■ **Objective**
All entries below are to be set down again, identical to the source.

■ **Data entries**
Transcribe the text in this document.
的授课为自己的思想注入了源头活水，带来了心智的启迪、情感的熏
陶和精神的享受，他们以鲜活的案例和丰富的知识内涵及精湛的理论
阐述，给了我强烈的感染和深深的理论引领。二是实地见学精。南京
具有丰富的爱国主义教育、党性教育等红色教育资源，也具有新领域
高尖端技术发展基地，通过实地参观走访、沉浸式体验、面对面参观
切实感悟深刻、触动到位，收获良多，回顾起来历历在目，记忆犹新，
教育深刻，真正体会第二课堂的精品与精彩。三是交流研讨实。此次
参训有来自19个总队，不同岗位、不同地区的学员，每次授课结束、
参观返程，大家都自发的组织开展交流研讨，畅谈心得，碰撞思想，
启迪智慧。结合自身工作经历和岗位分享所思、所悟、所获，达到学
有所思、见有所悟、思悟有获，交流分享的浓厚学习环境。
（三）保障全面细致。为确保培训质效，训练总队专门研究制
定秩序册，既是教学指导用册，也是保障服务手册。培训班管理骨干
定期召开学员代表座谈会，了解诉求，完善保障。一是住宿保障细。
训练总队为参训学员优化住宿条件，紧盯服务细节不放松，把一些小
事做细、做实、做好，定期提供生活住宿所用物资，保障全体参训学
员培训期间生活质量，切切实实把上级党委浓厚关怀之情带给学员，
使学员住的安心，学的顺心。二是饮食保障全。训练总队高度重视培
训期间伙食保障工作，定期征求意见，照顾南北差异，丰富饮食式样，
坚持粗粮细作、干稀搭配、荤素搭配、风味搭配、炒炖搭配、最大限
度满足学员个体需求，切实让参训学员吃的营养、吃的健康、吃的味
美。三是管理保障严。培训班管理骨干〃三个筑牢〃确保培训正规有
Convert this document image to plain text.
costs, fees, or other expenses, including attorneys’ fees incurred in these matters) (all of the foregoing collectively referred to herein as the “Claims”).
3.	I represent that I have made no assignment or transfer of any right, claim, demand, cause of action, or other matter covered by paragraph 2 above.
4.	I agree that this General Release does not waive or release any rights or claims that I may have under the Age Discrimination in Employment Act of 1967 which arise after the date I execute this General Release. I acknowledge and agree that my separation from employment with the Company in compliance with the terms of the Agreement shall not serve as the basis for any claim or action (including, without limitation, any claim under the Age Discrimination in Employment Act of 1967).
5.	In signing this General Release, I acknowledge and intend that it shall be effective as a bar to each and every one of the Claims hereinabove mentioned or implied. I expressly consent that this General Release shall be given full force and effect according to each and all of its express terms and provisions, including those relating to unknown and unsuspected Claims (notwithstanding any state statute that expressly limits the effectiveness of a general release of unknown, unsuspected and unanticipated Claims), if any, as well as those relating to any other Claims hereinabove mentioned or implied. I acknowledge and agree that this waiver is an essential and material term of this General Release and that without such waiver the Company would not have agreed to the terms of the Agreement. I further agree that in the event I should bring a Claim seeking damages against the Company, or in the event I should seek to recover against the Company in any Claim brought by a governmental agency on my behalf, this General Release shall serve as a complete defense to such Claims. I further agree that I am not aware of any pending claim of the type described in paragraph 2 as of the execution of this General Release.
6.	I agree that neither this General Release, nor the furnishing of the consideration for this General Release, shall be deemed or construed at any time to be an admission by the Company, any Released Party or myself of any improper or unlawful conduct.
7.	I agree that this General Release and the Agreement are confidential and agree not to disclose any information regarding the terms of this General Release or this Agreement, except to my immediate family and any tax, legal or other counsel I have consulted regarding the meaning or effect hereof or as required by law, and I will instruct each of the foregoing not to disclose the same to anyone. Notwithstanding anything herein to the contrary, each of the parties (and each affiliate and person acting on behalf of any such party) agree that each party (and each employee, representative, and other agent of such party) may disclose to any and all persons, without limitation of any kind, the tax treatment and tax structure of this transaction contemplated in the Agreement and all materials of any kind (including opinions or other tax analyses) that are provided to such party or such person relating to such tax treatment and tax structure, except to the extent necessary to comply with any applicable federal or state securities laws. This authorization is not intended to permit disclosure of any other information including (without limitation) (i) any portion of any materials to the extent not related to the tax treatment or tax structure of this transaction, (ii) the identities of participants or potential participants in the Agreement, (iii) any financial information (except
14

■ **The result**
Transcribe the text in this document.
的授课为自己的思想注入了源头活水，带来了心智的启迪、情感的熏
陶和精神的享受，他们以鲜活的案例和丰富的知识内涵及精湛的理论
阐述，给了我强烈的感染和深深的理论引领。二是实地见学精。南京
具有丰富的爱国主义教育、党性教育等红色教育资源，也具有新领域
高尖端技术发展基地，通过实地参观走访、沉浸式体验、面对面参观
切实感悟深刻、触动到位，收获良多，回顾起来历历在目，记忆犹新，
教育深刻，真正体会第二课堂的精品与精彩。三是交流研讨实。此次
参训有来自19个总队，不同岗位、不同地区的学员，每次授课结束、
参观返程，大家都自发的组织开展交流研讨，畅谈心得，碰撞思想，
启迪智慧。结合自身工作经历和岗位分享所思、所悟、所获，达到学
有所思、见有所悟、思悟有获，交流分享的浓厚学习环境。
（三）保障全面细致。为确保培训质效，训练总队专门研究制
定秩序册，既是教学指导用册，也是保障服务手册。培训班管理骨干
定期召开学员代表座谈会，了解诉求，完善保障。一是住宿保障细。
训练总队为参训学员优化住宿条件，紧盯服务细节不放松，把一些小
事做细、做实、做好，定期提供生活住宿所用物资，保障全体参训学
员培训期间生活质量，切切实实把上级党委浓厚关怀之情带给学员，
使学员住的安心，学的顺心。二是饮食保障全。训练总队高度重视培
训期间伙食保障工作，定期征求意见，照顾南北差异，丰富饮食式样，
坚持粗粮细作、干稀搭配、荤素搭配、风味搭配、炒炖搭配、最大限
度满足学员个体需求，切实让参训学员吃的营养、吃的健康、吃的味
美。三是管理保障严。培训班管理骨干〃三个筑牢〃确保培训正规有
Convert this document image to plain text.
costs, fees, or other expenses, including attorneys’ fees incurred in these matters) (all of the foregoing collectively referred to herein as the “Claims”).
3.	I represent that I have made no assignment or transfer of any right, claim, demand, cause of action, or other matter covered by paragraph 2 above.
4.	I agree that this General Release does not waive or release any rights or claims that I may have under the Age Discrimination in Employment Act of 1967 which arise after the date I execute this General Release. I acknowledge and agree that my separation from employment with the Company in compliance with the terms of the Agreement shall not serve as the basis for any claim or action (including, without limitation, any claim under the Age Discrimination in Employment Act of 1967).
5.	In signing this General Release, I acknowledge and intend that it shall be effective as a bar to each and every one of the Claims hereinabove mentioned or implied. I expressly consent that this General Release shall be given full force and effect according to each and all of its express terms and provisions, including those relating to unknown and unsuspected Claims (notwithstanding any state statute that expressly limits the effectiveness of a general release of unknown, unsuspected and unanticipated Claims), if any, as well as those relating to any other Claims hereinabove mentioned or implied. I acknowledge and agree that this waiver is an essential and material term of this General Release and that without such waiver the Company would not have agreed to the terms of the Agreement. I further agree that in the event I should bring a Claim seeking damages against the Company, or in the event I should seek to recover against the Company in any Claim brought by a governmental agency on my behalf, this General Release shall serve as a complete defense to such Claims. I further agree that I am not aware of any pending claim of the type described in paragraph 2 as of the execution of this General Release.
6.	I agree that neither this General Release, nor the furnishing of the consideration for this General Release, shall be deemed or construed at any time to be an admission by the Company, any Released Party or myself of any improper or unlawful conduct.
7.	I agree that this General Release and the Agreement are confidential and agree not to disclose any information regarding the terms of this General Release or this Agreement, except to my immediate family and any tax, legal or other counsel I have consulted regarding the meaning or effect hereof or as required by law, and I will instruct each of the foregoing not to disclose the same to anyone. Notwithstanding anything herein to the contrary, each of the parties (and each affiliate and person acting on behalf of any such party) agree that each party (and each employee, representative, and other agent of such party) may disclose to any and all persons, without limitation of any kind, the tax treatment and tax structure of this transaction contemplated in the Agreement and all materials of any kind (including opinions or other tax analyses) that are provided to such party or such person relating to such tax treatment and tax structure, except to the extent necessary to comply with any applicable federal or state securities laws. This authorization is not intended to permit disclosure of any other information including (without limitation) (i) any portion of any materials to the extent not related to the tax treatment or tax structure of this transaction, (ii) the identities of participants or potential participants in the Agreement, (iii) any financial information (except
14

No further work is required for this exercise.